Report how many lines in the listing below include the word "Swell". Write nothing besides the number.

--- DATASET ENTRIES ---

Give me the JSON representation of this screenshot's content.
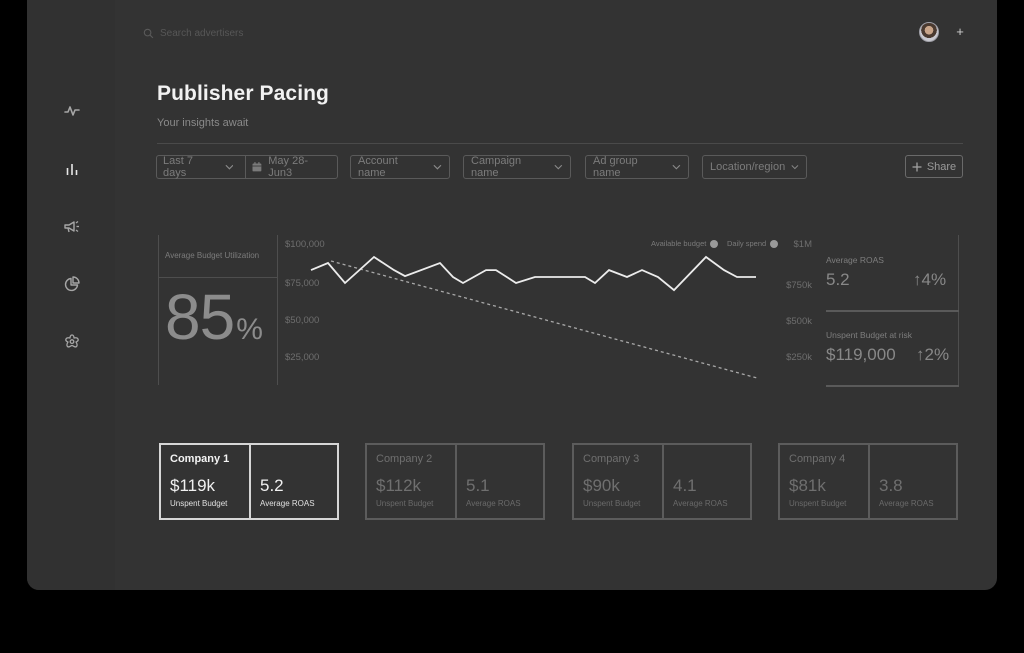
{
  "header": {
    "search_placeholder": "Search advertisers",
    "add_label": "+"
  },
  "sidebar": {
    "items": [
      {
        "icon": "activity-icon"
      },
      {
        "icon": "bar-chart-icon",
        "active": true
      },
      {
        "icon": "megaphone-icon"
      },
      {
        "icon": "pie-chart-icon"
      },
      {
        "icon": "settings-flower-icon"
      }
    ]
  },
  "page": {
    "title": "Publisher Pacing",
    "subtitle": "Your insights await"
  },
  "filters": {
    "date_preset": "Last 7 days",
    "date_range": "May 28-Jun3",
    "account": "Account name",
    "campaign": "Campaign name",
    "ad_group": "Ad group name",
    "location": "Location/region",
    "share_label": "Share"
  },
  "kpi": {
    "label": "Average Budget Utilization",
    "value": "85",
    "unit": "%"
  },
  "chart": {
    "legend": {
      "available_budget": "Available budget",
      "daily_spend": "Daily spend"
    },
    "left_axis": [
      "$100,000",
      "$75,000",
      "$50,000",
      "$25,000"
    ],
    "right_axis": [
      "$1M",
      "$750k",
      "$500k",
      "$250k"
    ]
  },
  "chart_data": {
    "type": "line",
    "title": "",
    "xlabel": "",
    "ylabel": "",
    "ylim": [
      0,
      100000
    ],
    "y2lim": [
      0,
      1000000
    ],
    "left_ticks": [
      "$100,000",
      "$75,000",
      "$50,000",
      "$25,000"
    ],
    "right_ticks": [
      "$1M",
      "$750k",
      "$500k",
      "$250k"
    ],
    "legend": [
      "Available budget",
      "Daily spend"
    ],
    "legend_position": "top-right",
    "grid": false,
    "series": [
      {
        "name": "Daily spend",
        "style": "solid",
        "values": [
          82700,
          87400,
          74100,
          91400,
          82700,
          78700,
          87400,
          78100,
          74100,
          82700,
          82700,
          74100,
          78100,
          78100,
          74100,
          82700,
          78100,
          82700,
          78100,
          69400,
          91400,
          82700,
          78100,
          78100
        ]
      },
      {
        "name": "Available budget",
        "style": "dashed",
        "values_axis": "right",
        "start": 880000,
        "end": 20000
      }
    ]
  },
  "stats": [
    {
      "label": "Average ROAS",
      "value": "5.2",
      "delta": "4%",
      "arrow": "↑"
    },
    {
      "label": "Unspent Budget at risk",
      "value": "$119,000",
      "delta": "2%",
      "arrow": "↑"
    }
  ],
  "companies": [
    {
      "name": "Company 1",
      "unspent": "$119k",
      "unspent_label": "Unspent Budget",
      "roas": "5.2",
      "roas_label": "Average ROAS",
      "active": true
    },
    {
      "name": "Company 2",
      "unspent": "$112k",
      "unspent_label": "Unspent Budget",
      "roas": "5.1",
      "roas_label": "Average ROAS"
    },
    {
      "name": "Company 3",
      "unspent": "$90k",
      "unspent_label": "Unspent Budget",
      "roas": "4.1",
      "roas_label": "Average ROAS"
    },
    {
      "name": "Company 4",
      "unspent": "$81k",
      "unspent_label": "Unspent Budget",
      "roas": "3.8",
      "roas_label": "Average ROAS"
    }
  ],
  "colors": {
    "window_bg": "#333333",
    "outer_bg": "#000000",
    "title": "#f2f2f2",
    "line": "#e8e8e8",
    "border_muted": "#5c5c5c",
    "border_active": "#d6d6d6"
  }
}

---
--- DATASET ENTRIES ---

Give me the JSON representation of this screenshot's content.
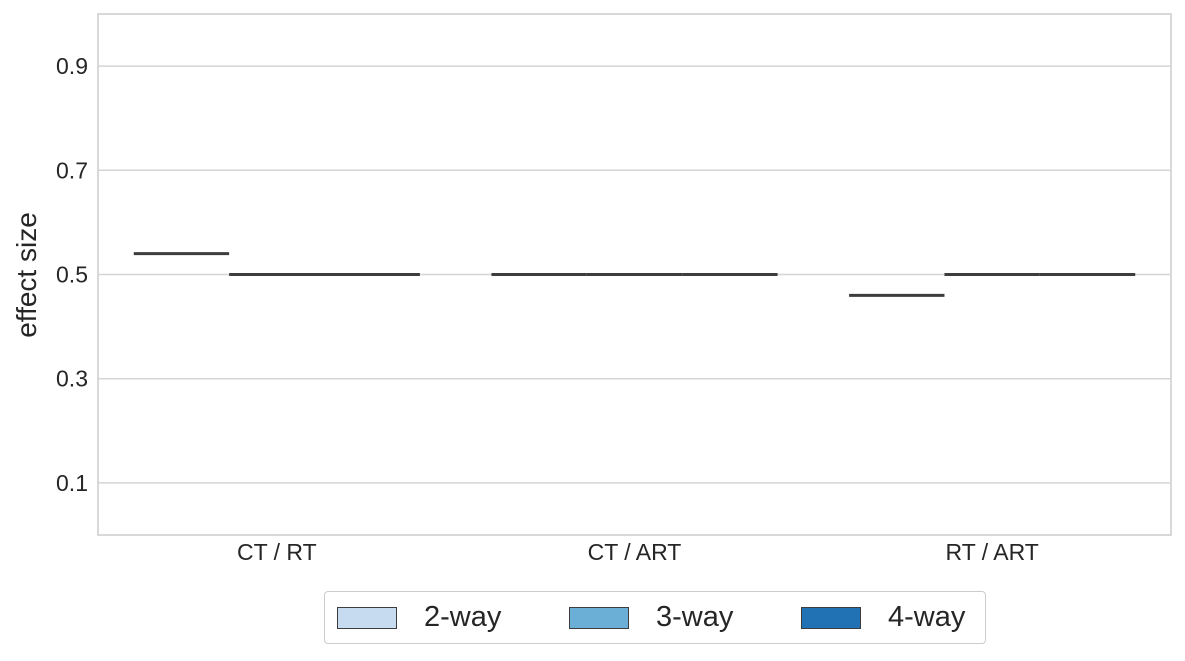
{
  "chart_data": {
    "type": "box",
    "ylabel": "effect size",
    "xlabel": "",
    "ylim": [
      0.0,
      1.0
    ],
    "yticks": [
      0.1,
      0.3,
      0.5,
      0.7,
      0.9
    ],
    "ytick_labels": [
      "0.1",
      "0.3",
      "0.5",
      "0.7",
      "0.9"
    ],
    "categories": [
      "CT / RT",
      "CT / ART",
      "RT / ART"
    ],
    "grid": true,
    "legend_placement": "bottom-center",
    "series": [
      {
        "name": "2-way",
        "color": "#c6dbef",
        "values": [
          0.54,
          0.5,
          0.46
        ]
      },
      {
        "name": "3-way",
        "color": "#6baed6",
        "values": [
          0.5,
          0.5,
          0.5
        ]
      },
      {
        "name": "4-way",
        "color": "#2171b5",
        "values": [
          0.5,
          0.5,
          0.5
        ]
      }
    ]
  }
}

---
--- DATASET ENTRIES ---

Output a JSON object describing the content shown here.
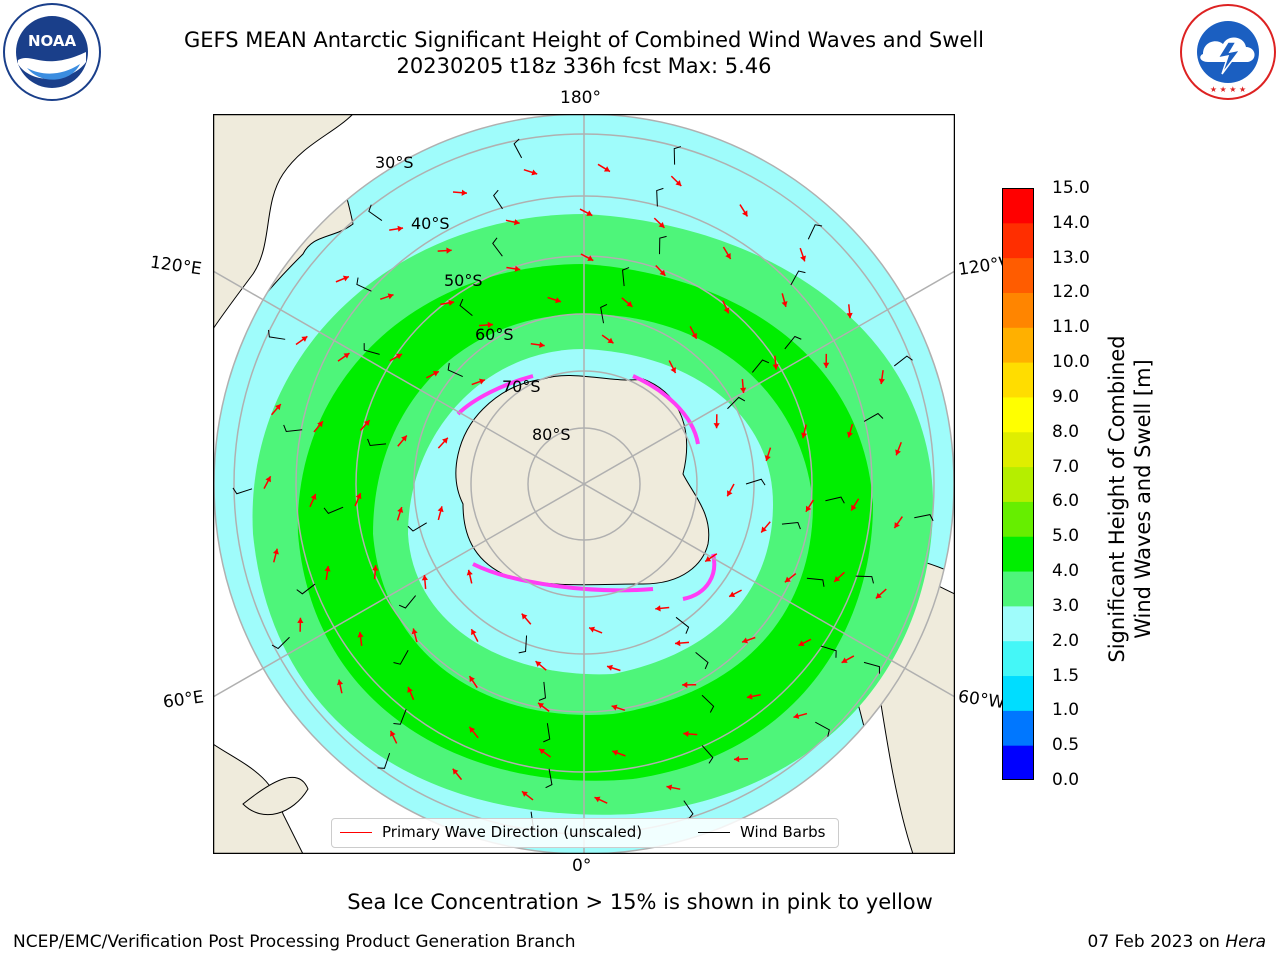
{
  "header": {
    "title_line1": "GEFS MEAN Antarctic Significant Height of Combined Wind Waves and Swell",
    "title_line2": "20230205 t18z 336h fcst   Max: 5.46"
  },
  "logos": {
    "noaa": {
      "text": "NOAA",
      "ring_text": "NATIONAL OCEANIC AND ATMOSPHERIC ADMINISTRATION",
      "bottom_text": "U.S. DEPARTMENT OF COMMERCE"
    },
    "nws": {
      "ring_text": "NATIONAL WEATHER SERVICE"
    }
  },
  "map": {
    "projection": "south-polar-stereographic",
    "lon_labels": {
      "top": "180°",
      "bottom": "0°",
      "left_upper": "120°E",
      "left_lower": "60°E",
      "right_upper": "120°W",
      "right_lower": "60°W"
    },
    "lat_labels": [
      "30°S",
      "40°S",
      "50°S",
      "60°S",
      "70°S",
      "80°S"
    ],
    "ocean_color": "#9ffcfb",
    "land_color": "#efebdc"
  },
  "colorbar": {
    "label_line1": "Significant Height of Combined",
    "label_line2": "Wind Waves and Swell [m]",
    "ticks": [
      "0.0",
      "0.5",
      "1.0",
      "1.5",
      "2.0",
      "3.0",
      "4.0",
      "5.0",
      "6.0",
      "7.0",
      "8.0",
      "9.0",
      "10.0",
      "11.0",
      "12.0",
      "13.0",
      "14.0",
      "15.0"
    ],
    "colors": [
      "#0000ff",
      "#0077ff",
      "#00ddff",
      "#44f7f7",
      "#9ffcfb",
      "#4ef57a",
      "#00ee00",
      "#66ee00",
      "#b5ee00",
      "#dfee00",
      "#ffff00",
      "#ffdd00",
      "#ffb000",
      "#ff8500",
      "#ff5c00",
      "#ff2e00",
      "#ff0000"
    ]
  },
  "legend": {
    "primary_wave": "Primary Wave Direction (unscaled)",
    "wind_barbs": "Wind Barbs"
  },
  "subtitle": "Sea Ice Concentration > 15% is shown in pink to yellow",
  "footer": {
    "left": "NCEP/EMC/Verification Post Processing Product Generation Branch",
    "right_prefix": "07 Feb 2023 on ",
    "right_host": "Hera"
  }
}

---

▶ _REPLY_
2